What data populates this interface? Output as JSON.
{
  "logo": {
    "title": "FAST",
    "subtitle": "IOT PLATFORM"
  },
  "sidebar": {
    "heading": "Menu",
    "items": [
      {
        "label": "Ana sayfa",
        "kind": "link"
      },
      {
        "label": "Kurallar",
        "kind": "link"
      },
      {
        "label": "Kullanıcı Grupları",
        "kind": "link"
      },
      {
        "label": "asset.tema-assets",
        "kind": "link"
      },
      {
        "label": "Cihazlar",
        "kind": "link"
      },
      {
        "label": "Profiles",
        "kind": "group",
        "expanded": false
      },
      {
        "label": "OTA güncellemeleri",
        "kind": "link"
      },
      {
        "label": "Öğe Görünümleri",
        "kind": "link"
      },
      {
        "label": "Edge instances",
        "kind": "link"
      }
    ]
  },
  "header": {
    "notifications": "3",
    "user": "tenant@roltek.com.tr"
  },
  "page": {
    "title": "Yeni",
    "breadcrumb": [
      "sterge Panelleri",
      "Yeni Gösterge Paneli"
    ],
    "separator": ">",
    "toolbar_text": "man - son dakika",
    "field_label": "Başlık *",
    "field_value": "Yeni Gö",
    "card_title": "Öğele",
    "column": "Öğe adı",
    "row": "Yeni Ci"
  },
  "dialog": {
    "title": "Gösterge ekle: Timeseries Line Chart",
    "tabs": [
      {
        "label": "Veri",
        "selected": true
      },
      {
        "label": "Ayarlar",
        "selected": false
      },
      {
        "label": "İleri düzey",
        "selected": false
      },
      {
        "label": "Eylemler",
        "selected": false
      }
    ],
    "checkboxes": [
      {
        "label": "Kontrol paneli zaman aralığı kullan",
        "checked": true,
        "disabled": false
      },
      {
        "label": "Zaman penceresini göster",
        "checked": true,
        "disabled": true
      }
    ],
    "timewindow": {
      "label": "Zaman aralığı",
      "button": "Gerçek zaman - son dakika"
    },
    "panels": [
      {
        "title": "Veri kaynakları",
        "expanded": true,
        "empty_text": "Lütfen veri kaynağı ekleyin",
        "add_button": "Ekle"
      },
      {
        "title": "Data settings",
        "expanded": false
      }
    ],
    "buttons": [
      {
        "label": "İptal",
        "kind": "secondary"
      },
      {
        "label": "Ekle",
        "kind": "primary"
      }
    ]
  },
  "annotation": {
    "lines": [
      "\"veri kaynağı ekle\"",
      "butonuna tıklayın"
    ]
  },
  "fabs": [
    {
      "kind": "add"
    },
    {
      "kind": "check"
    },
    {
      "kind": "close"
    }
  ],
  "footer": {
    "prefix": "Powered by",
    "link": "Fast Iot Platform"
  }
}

# # # # #

**Written request:** From the entries above, extract every line where the word "Yeni" appears.

**Output of the task:**
    "title": "Yeni",
      "Yeni Gösterge Paneli"
    "field_value": "Yeni Gö",
    "row": "Yeni Ci"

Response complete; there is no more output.